**DIRECTIONS**
Continue the forum thread about slow Inventor Studio rendering from the point where it stops.

**TEXT SHOWN**
※ ※ ※

Painfully Slow IVStudio Rendering

It seems to me that sometime in the past few years, something was changed and it has caused rendering to take considerably longer than ever before. But I'm open to the idea that maybe I'm doing something wrong.

 

I'm not sure what all the community would need to know about my machine in order to address possible issues there but I'll throw some information out there via snapshots and if you need anything else, just let me know.

 

My process, more often than not, is to have a part whose sole purpose is to control an assembly via the part's parameters and constraints to said part. In my most recent experience, planes were placed in the part file with an offset to it's origin XZ plane and parts in a larger assembly where constrained to those planes. In Inventor studio, I would drive the parameters controlling the planes.

 

So the problem is this, I chose to render (to save time) at 20fps through my animation with the high (not highest) setting for antialiasing but I required 1280x720 Resolution. The assembly was rather large but most of it did not move. I used default settings for lighting and shadows. My problem is that this type of rendering, I feel, used to not take very long at all. Right now, with those settings, it would take roughly 2-3 minutes per frame. At that rate, a 5 second clip would need 100 frames or take 200-300 minutes or 3hr 20min - 5 hours (more often than not on the 5 hour side).

 

Am I losing my mind and this is how it has always been? That feels like a long time for the quality I was asking from inventor. What can I do to decrease the amount of time it takes to render from studio besides lower quality?

 

Thanks,

-Will Mann

Inventor Professional 2020
Vault Professional 2020
AutoCAD Mechanical 2020
17 REPLIES 17
Message 2 of 18
LT.Rusty
in reply to: wimann

Rendering HD video is not a quick process.  Ever.

 

I'm guessing that over the past few years you've probably started to see an increase in output resolution?

 

It's great that you've got 8 cores - rendering is one of the few multithreaded areas of Inventor - but I do note that they are a little slow in the clock speed arena with only 3.3 gHz turbo boost, and the normal being in the mid 2.xx range.  Faster CPU will help there obviously, but still - rendering HD video is not a quick process.  Ever.

Rusty

EESignature

Message 3 of 18
wimann
in reply to: LT.Rusty

I mean I don't expect it to be real fast. I just expected it to be faster than that given my previous experience. I probably spent (collectively) 300 hours making two 6 minute videos and 2 11 minute videos (with some picture-in-picture as well as reused video clips). Granted I utilized any and all computers I was able to get my hands on during the process (in other words, coworker leaves, I take their seat to render).

 

So I guess when (not if) I'm asked to render something of similar size again, I should be prepared to say that it is what it is and there is simply nothing I can do to reduce the amount of time required for rendering - aside from hardware upgrades.

※ ※ ※

**LISTED RECORDS**
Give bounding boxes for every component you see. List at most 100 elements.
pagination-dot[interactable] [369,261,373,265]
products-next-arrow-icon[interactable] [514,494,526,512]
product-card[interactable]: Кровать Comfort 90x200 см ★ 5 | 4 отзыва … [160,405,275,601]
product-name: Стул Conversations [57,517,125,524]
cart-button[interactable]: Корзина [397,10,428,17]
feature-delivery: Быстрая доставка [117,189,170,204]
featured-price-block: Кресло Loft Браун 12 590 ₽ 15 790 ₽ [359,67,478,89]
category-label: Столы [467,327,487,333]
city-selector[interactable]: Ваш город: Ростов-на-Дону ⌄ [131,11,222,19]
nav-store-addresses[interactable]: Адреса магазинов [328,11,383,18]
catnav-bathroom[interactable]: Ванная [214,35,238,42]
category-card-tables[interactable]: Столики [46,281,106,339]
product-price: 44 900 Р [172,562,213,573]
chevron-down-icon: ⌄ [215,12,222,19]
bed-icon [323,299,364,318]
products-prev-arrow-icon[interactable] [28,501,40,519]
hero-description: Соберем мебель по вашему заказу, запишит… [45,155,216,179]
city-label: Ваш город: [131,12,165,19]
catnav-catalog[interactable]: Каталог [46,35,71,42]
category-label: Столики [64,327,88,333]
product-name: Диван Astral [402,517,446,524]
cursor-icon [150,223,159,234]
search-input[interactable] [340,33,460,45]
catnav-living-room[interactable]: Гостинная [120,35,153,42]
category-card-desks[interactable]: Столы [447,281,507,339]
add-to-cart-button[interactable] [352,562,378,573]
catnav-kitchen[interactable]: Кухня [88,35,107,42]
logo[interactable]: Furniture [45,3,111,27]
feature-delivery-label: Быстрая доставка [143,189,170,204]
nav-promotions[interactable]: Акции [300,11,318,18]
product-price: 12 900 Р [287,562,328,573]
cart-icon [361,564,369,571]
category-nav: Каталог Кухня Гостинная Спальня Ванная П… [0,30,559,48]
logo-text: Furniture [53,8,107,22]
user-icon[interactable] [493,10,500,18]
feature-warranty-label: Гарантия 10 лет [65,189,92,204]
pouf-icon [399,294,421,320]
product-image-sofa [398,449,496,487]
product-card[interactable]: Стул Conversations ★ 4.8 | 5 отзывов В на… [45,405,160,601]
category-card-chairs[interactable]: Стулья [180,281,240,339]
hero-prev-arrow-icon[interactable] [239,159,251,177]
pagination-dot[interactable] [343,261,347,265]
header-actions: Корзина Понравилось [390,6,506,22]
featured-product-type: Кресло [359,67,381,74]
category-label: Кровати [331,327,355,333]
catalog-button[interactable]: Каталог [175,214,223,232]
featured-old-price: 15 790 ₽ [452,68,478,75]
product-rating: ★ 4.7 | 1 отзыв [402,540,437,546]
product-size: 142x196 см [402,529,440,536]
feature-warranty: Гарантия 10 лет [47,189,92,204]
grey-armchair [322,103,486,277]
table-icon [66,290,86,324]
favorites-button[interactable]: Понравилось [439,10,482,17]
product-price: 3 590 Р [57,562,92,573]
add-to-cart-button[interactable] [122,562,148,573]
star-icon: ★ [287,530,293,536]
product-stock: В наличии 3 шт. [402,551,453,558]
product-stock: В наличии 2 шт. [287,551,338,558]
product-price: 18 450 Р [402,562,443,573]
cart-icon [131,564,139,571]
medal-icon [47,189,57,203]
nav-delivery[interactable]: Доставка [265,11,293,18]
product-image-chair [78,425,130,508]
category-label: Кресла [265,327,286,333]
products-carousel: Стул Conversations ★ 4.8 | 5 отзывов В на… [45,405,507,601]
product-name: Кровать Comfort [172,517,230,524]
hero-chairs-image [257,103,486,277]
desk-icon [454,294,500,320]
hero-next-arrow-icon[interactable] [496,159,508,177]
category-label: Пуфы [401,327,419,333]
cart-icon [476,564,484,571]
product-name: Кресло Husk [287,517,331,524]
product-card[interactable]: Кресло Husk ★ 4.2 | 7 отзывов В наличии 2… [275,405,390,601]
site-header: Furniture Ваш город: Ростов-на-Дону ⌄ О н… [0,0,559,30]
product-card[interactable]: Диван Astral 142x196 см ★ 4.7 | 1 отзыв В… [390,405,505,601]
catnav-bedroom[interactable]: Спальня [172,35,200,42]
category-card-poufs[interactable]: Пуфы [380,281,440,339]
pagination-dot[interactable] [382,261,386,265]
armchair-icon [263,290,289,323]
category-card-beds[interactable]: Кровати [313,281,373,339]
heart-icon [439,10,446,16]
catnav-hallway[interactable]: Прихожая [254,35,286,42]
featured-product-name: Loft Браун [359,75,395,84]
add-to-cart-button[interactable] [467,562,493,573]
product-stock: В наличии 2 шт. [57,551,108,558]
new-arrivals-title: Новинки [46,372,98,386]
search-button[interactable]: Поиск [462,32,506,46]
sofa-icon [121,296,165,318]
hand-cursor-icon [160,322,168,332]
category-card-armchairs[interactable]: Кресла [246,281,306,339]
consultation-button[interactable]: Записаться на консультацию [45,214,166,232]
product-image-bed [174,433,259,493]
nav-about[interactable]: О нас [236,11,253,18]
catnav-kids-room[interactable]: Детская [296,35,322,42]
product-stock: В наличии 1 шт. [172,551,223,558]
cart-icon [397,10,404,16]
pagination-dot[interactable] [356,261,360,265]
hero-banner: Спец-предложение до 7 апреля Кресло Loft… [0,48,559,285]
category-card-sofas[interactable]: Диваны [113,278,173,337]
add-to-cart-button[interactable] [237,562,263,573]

※ ※ ※

**ANSWER SECTION**
I'd also like to ask this as well. In an effort to save time during the rendering process I've been alluding to this whole time, I rendered many images to take the place of moments in the video where no motion is necessary. I noticed a drastic difference in image quality between the still frame portions and the rendered video portions even with the same quality settings. Is there something I can do to avoid this in the future? It essentially makes the video look crisp and clear while everything is still, but once it moves everything becomes noticeably more pixelated.

 

Thank you for your help.

-Will Mann

Inventor Professional 2020
Vault Professional 2020
AutoCAD Mechanical 2020
Message 4 of 18
swalton
in reply to: wimann

Last time I did any rendering with IV studio, I rendered my animations as single frames.  I built my animation timelines to have 4-5 frames at each pause in the final animation.  I then used Windows movie maker to stitch the single frames into a movie.  That let me extend out my pauses from 4-5 frames to 20 or 30 seconds without having render 40-60 unchanging frames.  I was also able to add transitions between camera shots and text lables, etc.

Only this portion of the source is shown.